--- START Text provided ---

2. Although the factual matrix here is relatively straightforward, for reasons that will become apparent, there was an intervening legal development of potential relevance which required post-hearing submissions from the parties and proper consideration as part of the re-making exercise.
Background
3. The appeal is in the context of the European Union Settlement Scheme ("EUSS") which governs the ability of EEA nationals and their family members to enter and remain in the United Kingdom (UK) after the departure of the UK from the European Union.
4. The appellant is a citizen of Ghana, date of birth 26 September 2001. He arrived in the UK on 6 February 2023 with an EUSS Family Permit valid from 5 December 2022 to 5 June 2023 based on his relationship with his father, an Italian citizen, residing in the UK with EUSS leave.
5. By the time of his next application on 20 February 2023 (the refusal of which led to the decision under appeal), the appellant was 21 years old. He applied for leave under Appendix EU of the Immigration Rules as the child of an EEA citizen. The appellant said he is dependent on his father and step-mother as they house him, feed him and are responsible for his upkeep.
6. The respondent refused the appellant's application as she was not satisfied the appellant had provided sufficient evidence of dependency. The appellant appealed to the First-tier Tribunal and it came before FTT Judge Freer ("the judge") on 21 March 2024. The judge made the following preserved findings of fact as summarised at [18] of the EOL decision:
"The judge was satisfied on the basis of that evidence that the appellant lived in his father's accommodation and that he fed him [41] and that he earned £850 a month [44]. There was no challenge to these findings and they were properly made on the evidence before the judge. The judge also noted the appellant's oral evidence that he paid for his own travel and clothes [18]".
7. The judge made other findings at [41]-[47] which were the subject of a successful challenge at the error of law hearing. By way of his written decision dated 22 March 2024, the judge dismissed the appeal. The appellant appealed to the Upper Tribunal.
8. In the EOL decision, having found errors of law in the judge's assessment of dependency, we set aside the decision, granted the appellant's application to admit new evidence not before the FTT and made directions for the re-listing of the appeal and the filing of any other evidence on which the appellant relied.
9. The remaking hearing came before me. I had access to both the error of law bundle and the bundle the appellant filed for the purposes of the hearing which, in essence, was the hearing bundle before the FTT. The appellant had not filed any additional evidence. Ms Amadi explained that she had recently taken over the case from the fee-earner responsible who was away and her instructions were that there was no additional evidence. However, on the morning of the hearing the appellant sought permission to admit evidence on his phone which I refused. I did so as the appellant had failed to comply with the directions for service of additional evidence and as the respondent had prepared the appeal on the basis that there was no updating evidence. As there was no new evidence, and as the findings of fact had been preserved, the case was heard on the basis of submissions and at the end of the hearing I reserved my decision.

--- END Text provided ---
--- START Data extract ---

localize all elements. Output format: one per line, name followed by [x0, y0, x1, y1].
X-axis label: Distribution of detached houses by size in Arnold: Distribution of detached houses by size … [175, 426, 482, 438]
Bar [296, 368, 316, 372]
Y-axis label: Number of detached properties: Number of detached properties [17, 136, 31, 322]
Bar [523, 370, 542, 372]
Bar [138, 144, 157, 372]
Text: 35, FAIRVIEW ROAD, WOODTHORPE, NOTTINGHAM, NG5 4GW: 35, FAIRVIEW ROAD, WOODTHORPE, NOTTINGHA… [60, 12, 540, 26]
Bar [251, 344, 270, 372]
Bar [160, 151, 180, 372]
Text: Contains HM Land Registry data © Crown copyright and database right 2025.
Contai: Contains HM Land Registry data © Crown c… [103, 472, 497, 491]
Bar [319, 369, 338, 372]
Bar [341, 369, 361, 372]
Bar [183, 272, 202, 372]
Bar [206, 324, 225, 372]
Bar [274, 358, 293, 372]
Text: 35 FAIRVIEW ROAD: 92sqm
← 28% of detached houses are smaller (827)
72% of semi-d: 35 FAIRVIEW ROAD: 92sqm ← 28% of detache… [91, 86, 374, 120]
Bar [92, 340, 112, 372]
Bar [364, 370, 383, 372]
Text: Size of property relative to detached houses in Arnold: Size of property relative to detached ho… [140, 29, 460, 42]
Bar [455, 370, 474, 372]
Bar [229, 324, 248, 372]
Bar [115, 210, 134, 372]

--- END Data extract ---

= Instructions =
1 - According to the appeal decision, on what date did the appellant arrive in the UK?
2 - Reproduce the part of the appeal decision that opens with the words containing "4. The appellant" and closes with "with EUSS leave.".

= Responses =
1 - 6 February 2023

2 -
4. The appellant is a citizen of Ghana, date of birth 26 September 2001. He arrived in the UK on 6 February 2023 with an EUSS Family Permit valid from 5 December 2022 to 5 June 2023 based on his relationship with his father, an Italian citizen, residing in the UK with EUSS leave.